BY VAL TSOUTSOURIS
Sports Editor, RTC
ROYAL CENTER – Pioneer junior guard Ashlynn Brooke hit the game-winning shot in the waning seconds of the Lady Panthers’ 43-42 win over Loogootee in the Class 1A state championship game on Feb. 27.
For many players, it might be the pinnacle of a basketball career.
For Brooke, she might just be getting started, if Pioneer’s season opener against Tri-County was any evidence on Saturday.
Brooke scored a game-high 32 points, and Hailey Cripe added 25 points and 12 rebounds as Pioneer beat Tri-County 77-42 at The Cage.
Pioneer jumped out to a 17-4 lead, and they closed out the first quarter with another 10-0 run as the lead reached 29-10.
Brooke scored seemingly every which way in the first half. She hit five 3-pointers – a favorite spot seemed to be the left wing – but also tallied on a runner and multiple times in transition. She outscored the entire Tri-County team 27-19 in the first half as Pioneer opened up a 33-point lead.
But she also had 10 assists on the day, often times leading a sprinting Cripe to the basket on the break.
Pioneer did it all without Macee Baker, Brooklyn Borges and Crystabelle Blickenstaff. Baker missed the game due to a death in her family, Borges was out with an ankle injury, and Blickenstaff is not expected back until January due to an injury suffered during volleyball season.
The new IHSAA basketball mercy rule, which is invoked once a team assumes a 35-point lead, was enforced in the third quarter, and the lead straddled the 35-point margin for much of the second half.
“It was good to get those nerves out, just for all the girls, not just Ashlynn,” Pioneer coach Jeff Brooke said. “But yeah, it was good to see her come out and do things that Ashlynn has wanted to do the last couple years. But, boy, what a team effort tonight.”
Ashlynn Brooke suffered an ACL injury during the summer of 2019 between her eighth grade and freshman seasons. She suffered a meniscus injury at a basketball camp in September 2020, and she didn’t make her 2020-21 season debut until Jan. 26, or about a week before the state tournament began.

------------------------------

Stated exercise A:
Answer these questions using the game report.
(i) What was the final score of Pioneer's win over Loogootee in the Class 1A state championship game?
(ii) How many assists did Ashlynn Brooke have against Tri-County?
(iii) When is Crystabelle Blickenstaff expected back?
Stated exercise B:
Rewrite the paragraph of the game report that begins "Pioneer did it all without Macee Baker" as a short list of the missing players, with the reason for each absence.
The listing after this point is separate material with no connection to the game report.

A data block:
------------------------------

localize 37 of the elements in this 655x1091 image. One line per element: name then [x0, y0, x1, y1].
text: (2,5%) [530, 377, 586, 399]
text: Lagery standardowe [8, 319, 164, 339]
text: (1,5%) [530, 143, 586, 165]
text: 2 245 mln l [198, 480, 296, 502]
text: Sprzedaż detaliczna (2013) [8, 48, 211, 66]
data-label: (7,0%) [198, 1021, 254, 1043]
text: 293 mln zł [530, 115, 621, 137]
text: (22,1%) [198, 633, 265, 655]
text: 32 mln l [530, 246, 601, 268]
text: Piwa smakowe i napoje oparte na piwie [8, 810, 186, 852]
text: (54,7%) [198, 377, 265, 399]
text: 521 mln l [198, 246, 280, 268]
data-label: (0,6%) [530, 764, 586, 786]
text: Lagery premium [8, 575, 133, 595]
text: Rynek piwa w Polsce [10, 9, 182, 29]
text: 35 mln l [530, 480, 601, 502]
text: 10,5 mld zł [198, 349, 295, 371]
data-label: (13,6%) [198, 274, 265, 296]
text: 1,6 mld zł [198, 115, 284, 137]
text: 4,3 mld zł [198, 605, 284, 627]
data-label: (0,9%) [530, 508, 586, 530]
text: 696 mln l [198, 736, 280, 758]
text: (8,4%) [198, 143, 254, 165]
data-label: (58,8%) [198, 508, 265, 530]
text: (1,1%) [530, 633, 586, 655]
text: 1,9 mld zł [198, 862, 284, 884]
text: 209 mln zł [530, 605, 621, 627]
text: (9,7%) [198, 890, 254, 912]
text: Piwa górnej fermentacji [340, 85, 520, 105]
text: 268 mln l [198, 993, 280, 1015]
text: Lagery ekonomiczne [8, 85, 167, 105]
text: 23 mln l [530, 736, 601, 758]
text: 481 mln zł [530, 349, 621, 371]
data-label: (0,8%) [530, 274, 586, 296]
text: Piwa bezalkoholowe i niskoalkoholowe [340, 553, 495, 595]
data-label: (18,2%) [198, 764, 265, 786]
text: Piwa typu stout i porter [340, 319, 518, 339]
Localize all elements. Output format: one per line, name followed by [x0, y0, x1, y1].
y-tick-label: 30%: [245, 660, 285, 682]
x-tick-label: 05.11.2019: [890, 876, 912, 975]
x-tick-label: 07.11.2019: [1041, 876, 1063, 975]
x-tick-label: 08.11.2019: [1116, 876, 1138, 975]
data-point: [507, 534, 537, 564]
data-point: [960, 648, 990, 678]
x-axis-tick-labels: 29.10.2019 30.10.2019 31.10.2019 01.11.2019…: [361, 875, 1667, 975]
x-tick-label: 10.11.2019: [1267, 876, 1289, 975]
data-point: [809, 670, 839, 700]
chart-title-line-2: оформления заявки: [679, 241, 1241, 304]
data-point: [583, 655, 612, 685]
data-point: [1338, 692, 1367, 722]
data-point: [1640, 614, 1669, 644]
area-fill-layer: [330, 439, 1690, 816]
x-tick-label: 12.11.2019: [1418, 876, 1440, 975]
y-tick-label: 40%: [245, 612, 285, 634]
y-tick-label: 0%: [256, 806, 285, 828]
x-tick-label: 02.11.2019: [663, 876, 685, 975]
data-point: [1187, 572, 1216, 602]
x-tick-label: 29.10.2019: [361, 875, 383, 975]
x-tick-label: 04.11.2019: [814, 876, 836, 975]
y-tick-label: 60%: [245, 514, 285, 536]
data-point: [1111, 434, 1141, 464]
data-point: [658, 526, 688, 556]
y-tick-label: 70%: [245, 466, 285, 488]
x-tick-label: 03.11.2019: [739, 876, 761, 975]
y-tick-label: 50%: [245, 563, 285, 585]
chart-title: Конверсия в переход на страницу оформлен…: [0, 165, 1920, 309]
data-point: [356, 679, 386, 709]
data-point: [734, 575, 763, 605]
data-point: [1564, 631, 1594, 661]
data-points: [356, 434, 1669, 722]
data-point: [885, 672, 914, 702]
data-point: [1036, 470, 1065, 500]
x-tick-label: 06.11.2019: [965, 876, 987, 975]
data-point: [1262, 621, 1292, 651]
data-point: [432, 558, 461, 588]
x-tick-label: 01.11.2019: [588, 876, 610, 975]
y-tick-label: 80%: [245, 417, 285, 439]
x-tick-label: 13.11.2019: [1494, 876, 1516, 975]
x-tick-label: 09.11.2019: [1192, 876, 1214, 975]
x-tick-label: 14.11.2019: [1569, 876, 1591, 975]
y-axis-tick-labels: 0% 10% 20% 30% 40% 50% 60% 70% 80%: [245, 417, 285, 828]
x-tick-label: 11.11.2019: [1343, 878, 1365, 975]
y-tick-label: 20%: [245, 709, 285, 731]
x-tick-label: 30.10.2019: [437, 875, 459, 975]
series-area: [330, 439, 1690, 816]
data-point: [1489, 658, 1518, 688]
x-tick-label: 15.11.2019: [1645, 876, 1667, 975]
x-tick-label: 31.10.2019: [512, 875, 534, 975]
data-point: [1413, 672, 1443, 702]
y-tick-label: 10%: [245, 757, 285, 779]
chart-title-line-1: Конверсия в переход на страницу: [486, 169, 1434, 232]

------------------------------

Correct answer A:
(i) 43-42
(ii) 10
(iii) January

Correct answer B:
Pioneer played without three players:
- Macee Baker: missed the game because of a death in her family
- Brooklyn Borges: out with an ankle injury
- Crystabelle Blickenstaff: not expected back until January because of an injury suffered during volleyball season